-- START MATERIAL FOR THIS EXERCISE --

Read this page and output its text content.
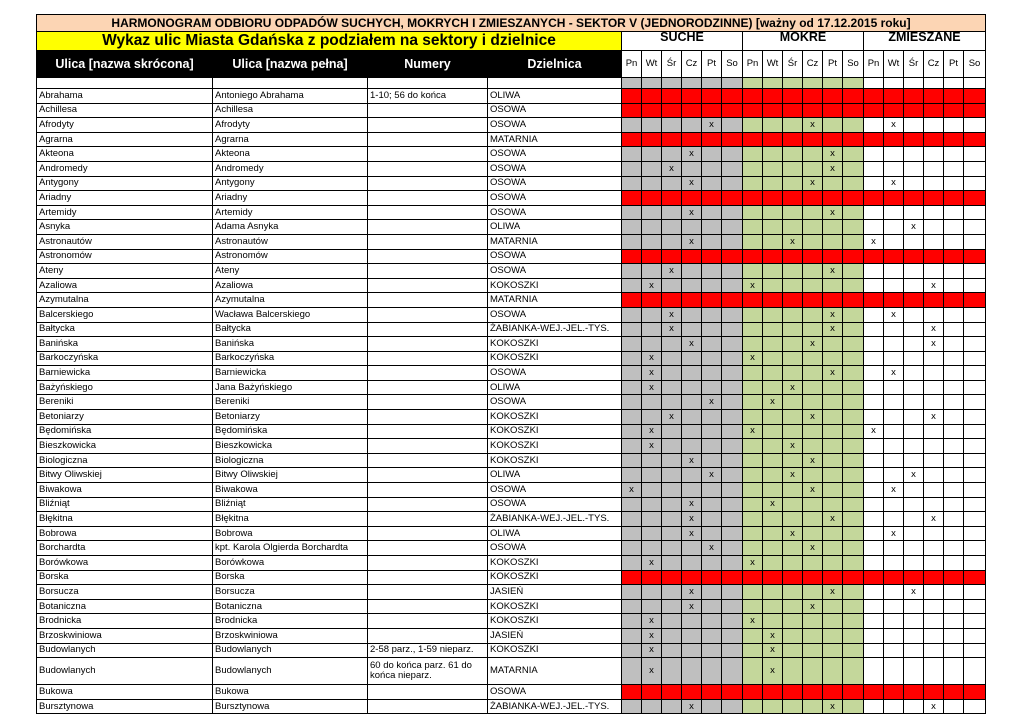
HARMONOGRAM ODBIORU ODPADÓW SUCHYCH, MOKRYCH I ZMIESZANYCH - SEKTOR V (JEDNORODZINNE) [ważny od 17.12.2015 roku]																					
Wykaz ulic Miasta Gdańska z podziałem na sektory i dzielnice				SUCHE						MOKRE						ZMIESZANE					
Ulica [nazwa skrócona]	Ulica [nazwa pełna]	Numery	Dzielnica																		
				Pn	Wt	Śr	Cz	Pt	So	Pn	Wt	Śr	Cz	Pt	So	Pn	Wt	Śr	Cz	Pt	So

Abrahama	Antoniego Abrahama	1-10; 56 do końca	OLIWA																		
Achillesa	Achillesa		OSOWA																		
Afrodyty	Afrodyty		OSOWA					x					x				x				
Agrarna	Agrarna		MATARNIA																		
Akteona	Akteona		OSOWA				x							x							
Andromedy	Andromedy		OSOWA			x								x							
Antygony	Antygony		OSOWA				x						x				x				
Ariadny	Ariadny		OSOWA																		
Artemidy	Artemidy		OSOWA				x							x							
Asnyka	Adama Asnyka		OLIWA															x			
Astronautów	Astronautów		MATARNIA				x					x				x					
Astronomów	Astronomów		OSOWA																		
Ateny	Ateny		OSOWA			x								x							
Azaliowa	Azaliowa		KOKOSZKI		x					x									x		
Azymutalna	Azymutalna		MATARNIA																		
Balcerskiego	Wacława Balcerskiego		OSOWA			x								x			x				
Bałtycka	Bałtycka		ŻABIANKA-WEJ.-JEL.-TYS.			x								x					x		
Banińska	Banińska		KOKOSZKI				x						x						x		
Barkoczyńska	Barkoczyńska		KOKOSZKI		x					x											
Barniewicka	Barniewicka		OSOWA		x									x			x				
Bażyńskiego	Jana Bażyńskiego		OLIWA		x							x									
Bereniki	Bereniki		OSOWA					x			x										
Betoniarzy	Betoniarzy		KOKOSZKI			x							x						x		
Będomińska	Będomińska		KOKOSZKI		x					x						x					
Bieszkowicka	Bieszkowicka		KOKOSZKI		x							x									
Biologiczna	Biologiczna		KOKOSZKI				x						x								
Bitwy Oliwskiej	Bitwy Oliwskiej		OLIWA					x				x						x			
Biwakowa	Biwakowa		OSOWA	x									x				x				
Bliźniąt	Bliźniąt		OSOWA				x				x										
Błękitna	Błękitna		ŻABIANKA-WEJ.-JEL.-TYS.				x							x					x		
Bobrowa	Bobrowa		OLIWA				x					x					x				
Borchardta	kpt. Karola Olgierda Borchardta		OSOWA					x					x								
Borówkowa	Borówkowa		KOKOSZKI		x					x											
Borska	Borska		KOKOSZKI																		
Borsucza	Borsucza		JASIEŃ				x							x				x			
Botaniczna	Botaniczna		KOKOSZKI				x						x								
Brodnicka	Brodnicka		KOKOSZKI		x					x											
Brzoskwiniowa	Brzoskwiniowa		JASIEŃ		x						x										
Budowlanych	Budowlanych	2-58 parz., 1-59 nieparz.	KOKOSZKI		x						x										
Budowlanych	Budowlanych	60 do końca parz. 61 do końca nieparz.	MATARNIA		x						x										
Bukowa	Bukowa		OSOWA																		
Bursztynowa	Bursztynowa		ŻABIANKA-WEJ.-JEL.-TYS.				x							x					x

-- END MATERIAL FOR THIS EXERCISE --

- _THE REQUEST_: In the entries above, identify every line with the word "ŻABIANKA". Copy those lines.

- _SOLUTION TO THE EXERCISE_:
Bałtycka	Bałtycka		ŻABIANKA-WEJ.-JEL.-TYS.			x								x					x		
Błękitna	Błękitna		ŻABIANKA-WEJ.-JEL.-TYS.				x							x					x		
Bursztynowa	Bursztynowa		ŻABIANKA-WEJ.-JEL.-TYS.				x							x					x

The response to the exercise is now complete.